* [THE TASK]: Using the material that follows, identify and copy each line with the string "name".
* Begin RECORDS *
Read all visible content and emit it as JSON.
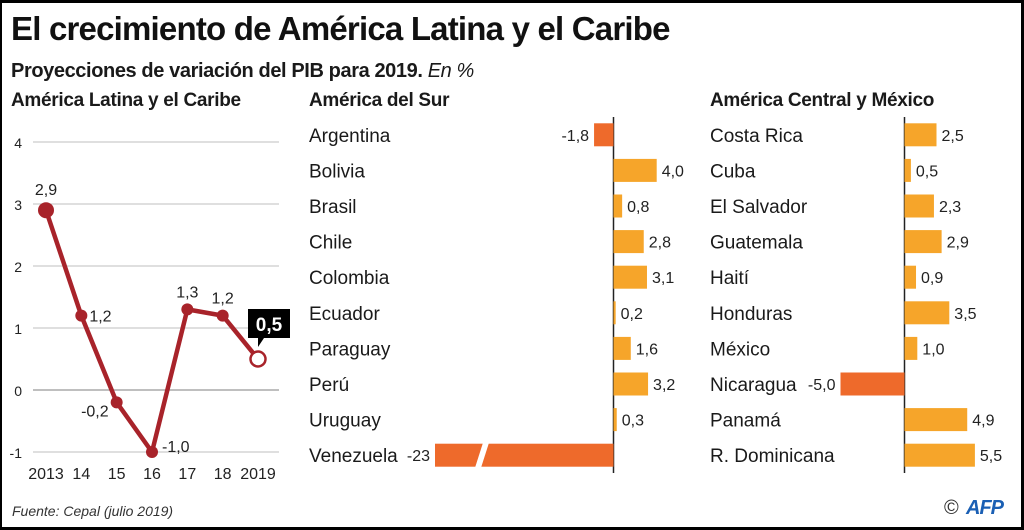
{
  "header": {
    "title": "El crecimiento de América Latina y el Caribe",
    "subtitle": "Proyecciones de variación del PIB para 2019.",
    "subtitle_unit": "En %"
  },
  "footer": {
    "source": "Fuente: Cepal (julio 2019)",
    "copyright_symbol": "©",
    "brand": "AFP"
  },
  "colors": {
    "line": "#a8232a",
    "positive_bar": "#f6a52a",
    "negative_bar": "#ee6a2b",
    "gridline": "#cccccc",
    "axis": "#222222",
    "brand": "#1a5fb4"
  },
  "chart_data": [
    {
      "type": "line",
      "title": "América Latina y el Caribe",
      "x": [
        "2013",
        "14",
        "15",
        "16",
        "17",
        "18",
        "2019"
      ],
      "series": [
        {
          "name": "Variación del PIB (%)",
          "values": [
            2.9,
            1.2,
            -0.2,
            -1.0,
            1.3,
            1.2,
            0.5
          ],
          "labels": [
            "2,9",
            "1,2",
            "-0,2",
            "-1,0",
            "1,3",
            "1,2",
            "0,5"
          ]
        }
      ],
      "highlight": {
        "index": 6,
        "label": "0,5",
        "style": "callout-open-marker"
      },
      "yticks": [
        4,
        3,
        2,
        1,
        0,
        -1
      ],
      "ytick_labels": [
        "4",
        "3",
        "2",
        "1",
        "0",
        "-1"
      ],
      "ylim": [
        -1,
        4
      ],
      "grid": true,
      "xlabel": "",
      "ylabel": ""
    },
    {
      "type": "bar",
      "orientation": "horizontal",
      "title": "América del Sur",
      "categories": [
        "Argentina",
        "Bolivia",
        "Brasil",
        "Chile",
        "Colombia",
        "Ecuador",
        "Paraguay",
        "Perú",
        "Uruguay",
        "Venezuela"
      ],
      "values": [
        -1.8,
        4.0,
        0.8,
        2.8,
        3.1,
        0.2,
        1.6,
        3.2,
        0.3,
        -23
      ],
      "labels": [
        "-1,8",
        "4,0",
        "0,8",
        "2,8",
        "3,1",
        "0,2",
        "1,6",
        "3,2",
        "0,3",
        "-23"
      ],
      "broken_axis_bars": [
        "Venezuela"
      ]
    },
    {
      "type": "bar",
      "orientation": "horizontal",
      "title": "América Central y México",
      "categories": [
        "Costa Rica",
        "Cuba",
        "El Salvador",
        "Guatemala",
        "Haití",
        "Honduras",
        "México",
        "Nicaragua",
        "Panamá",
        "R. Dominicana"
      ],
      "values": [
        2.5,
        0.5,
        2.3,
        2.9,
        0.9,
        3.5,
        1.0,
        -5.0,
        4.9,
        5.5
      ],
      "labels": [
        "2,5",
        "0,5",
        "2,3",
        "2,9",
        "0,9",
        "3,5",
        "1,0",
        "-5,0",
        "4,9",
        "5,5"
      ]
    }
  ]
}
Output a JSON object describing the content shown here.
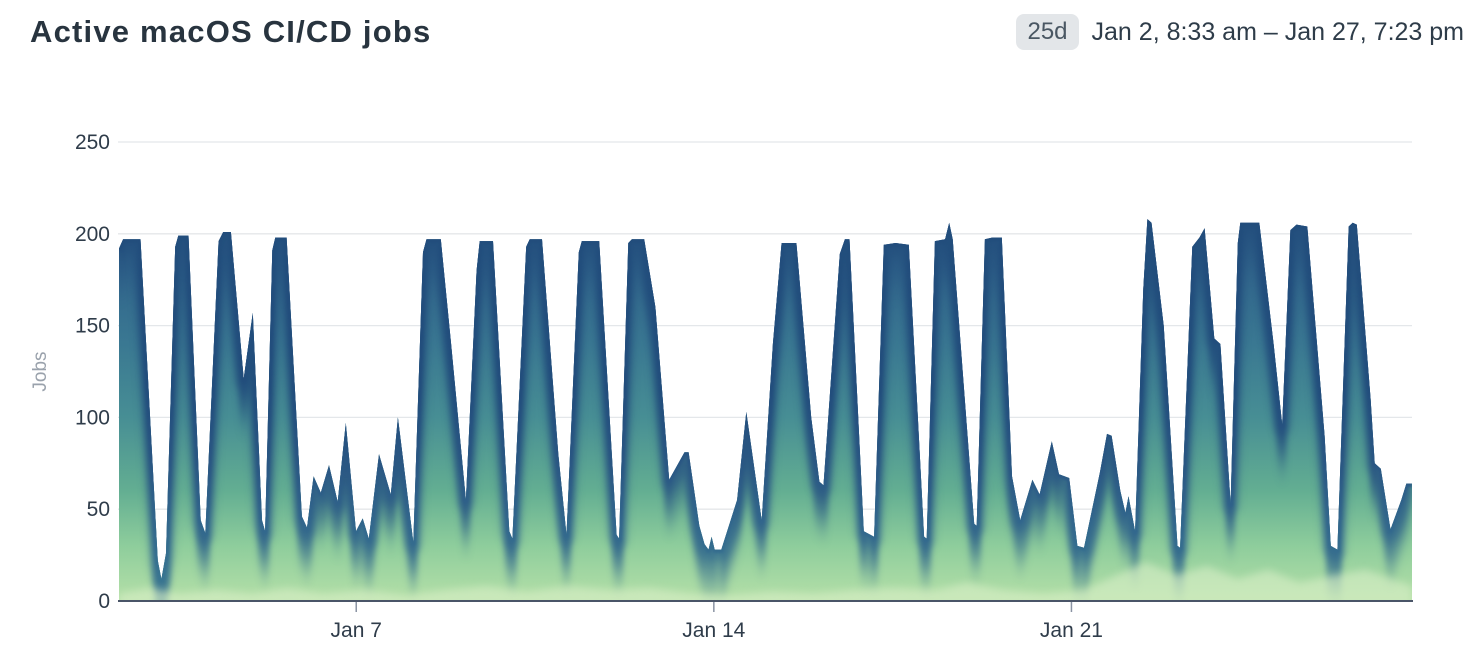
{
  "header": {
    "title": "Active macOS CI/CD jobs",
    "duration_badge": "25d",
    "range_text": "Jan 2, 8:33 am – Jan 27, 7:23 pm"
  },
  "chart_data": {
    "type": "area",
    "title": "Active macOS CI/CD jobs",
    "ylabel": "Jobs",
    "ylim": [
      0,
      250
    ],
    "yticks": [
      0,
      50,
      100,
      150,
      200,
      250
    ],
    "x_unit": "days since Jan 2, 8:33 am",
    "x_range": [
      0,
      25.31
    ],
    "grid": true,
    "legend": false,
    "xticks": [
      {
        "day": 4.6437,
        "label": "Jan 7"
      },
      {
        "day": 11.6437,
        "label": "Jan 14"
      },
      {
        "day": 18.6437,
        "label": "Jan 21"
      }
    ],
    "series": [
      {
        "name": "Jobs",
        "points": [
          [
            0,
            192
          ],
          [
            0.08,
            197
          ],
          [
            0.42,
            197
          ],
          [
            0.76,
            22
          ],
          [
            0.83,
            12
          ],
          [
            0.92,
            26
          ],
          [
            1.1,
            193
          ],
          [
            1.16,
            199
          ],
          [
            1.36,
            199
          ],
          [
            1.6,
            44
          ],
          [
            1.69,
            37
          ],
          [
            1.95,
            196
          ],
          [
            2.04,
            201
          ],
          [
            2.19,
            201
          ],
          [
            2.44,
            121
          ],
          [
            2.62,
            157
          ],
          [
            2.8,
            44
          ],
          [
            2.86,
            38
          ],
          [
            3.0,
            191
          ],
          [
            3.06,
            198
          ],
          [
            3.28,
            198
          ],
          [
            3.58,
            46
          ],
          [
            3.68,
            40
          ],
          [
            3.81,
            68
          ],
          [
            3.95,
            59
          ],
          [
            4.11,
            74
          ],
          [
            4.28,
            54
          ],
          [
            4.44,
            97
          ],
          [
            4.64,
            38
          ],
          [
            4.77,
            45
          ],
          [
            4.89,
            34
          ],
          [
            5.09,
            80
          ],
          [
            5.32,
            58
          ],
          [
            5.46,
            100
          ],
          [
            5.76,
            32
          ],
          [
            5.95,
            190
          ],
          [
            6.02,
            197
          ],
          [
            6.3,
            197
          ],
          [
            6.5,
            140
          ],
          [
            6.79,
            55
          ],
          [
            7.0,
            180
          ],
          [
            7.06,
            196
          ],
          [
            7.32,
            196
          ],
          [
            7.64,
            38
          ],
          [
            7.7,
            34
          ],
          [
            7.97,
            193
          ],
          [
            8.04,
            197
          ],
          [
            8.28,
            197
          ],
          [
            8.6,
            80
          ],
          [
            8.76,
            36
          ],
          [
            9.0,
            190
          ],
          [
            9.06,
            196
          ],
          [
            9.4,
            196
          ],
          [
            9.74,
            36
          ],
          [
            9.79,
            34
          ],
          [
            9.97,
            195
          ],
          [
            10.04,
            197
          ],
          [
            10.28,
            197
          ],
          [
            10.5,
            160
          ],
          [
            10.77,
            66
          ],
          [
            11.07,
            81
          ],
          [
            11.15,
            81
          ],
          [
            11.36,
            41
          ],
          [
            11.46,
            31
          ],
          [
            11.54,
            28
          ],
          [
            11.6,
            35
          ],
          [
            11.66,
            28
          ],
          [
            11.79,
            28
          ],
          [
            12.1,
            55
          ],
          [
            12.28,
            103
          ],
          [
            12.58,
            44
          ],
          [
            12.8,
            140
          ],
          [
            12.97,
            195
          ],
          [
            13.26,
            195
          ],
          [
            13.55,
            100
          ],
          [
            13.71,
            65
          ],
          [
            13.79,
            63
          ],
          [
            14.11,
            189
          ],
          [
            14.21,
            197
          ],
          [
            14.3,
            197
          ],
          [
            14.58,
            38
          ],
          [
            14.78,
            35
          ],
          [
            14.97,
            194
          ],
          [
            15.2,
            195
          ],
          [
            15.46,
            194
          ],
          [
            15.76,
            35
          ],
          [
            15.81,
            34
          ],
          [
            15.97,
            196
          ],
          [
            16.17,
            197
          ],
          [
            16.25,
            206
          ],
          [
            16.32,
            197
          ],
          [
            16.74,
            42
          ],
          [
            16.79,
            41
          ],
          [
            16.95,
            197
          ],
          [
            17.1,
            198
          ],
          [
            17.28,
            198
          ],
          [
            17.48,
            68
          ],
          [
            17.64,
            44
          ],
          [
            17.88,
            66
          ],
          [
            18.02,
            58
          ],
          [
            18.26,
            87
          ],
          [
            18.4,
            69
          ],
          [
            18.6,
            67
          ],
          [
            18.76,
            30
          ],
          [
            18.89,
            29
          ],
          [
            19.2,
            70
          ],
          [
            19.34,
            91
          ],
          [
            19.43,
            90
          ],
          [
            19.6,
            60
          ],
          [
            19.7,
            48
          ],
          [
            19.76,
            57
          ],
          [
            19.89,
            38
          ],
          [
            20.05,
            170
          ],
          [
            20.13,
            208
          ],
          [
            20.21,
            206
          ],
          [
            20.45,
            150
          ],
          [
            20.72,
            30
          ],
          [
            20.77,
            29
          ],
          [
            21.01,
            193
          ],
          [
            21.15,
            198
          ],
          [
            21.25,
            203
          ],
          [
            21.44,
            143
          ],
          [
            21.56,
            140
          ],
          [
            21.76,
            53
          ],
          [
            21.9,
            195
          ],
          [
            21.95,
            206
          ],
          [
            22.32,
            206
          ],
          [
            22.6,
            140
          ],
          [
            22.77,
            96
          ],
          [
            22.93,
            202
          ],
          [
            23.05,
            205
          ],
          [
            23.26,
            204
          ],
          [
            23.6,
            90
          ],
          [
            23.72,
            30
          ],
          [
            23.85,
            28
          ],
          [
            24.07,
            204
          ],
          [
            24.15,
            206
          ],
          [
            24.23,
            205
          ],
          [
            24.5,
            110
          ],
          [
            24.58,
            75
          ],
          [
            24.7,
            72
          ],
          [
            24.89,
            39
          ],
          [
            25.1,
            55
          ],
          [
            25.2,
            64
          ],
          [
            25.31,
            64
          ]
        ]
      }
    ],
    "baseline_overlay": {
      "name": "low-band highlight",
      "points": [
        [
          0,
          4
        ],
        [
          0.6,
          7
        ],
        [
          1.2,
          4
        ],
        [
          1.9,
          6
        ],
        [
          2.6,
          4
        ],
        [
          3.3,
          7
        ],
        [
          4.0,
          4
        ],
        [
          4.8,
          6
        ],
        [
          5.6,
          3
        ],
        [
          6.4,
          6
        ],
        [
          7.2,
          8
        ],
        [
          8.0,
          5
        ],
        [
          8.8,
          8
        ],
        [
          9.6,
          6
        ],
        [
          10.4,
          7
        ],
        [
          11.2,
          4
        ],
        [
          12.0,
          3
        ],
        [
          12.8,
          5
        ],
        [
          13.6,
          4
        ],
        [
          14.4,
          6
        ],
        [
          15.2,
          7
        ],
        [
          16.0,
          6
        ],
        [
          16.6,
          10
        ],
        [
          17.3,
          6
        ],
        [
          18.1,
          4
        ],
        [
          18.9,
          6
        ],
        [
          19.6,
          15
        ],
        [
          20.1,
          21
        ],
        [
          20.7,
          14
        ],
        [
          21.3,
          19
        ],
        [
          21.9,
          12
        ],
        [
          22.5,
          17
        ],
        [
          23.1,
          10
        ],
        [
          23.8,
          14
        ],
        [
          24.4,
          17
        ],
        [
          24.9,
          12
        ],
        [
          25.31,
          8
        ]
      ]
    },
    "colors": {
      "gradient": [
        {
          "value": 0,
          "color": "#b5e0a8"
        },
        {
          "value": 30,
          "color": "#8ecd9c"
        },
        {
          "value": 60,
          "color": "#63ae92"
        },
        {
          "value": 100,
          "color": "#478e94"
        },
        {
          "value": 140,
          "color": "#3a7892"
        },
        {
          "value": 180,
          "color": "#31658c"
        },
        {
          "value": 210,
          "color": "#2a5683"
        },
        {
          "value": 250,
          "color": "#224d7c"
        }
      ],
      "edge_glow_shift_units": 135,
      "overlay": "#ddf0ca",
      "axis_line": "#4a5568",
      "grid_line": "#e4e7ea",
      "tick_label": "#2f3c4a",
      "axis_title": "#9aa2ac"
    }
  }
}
* End RECORDS *
* [OUTPUT]:
          "name": "Variación del PIB (%)",
        "name": "Jobs",
      "name": "low-band highlight",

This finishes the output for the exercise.